▶ Problem to solve:
Report every line in the listing that contains the string "Serving".

Figure content listings

____

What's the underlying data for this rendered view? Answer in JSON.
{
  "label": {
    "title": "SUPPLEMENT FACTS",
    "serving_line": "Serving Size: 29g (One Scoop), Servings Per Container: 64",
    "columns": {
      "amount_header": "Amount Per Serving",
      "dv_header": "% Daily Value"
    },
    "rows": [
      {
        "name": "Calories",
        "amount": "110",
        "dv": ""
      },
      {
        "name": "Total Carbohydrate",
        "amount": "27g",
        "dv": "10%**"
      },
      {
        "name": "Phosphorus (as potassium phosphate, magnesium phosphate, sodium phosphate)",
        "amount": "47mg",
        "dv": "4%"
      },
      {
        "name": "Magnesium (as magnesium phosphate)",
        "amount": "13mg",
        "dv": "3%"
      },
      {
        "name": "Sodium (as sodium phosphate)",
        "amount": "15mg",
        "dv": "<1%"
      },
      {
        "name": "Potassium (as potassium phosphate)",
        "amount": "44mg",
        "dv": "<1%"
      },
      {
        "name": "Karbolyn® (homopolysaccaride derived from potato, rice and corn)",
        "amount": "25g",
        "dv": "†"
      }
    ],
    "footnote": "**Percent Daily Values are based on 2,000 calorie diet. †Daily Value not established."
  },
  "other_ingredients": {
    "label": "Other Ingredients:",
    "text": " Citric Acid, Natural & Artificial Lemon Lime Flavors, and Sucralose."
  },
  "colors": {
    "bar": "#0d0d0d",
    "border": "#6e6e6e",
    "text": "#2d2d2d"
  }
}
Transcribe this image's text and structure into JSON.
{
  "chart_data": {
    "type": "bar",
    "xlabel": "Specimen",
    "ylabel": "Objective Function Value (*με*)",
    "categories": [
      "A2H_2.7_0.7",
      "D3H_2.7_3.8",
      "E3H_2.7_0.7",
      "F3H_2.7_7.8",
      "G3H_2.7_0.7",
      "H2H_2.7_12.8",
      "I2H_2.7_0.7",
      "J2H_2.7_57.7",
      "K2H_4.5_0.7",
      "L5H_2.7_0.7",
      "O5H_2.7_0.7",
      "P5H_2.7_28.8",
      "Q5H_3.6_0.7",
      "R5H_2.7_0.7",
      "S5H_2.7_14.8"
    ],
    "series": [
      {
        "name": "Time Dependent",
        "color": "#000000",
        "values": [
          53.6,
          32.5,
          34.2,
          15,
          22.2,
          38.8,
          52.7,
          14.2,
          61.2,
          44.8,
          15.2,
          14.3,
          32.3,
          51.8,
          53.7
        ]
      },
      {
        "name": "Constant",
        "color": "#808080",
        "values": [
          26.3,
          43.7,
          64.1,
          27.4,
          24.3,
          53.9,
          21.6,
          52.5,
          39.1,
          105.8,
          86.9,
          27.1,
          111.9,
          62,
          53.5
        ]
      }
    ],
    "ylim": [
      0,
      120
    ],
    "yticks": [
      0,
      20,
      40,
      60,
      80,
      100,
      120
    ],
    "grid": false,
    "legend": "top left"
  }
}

____

▶ Solution for this problem:
    "serving_line": "Serving Size: 29g (One Scoop), Servings Per Container: 64",
      "amount_header": "Amount Per Serving",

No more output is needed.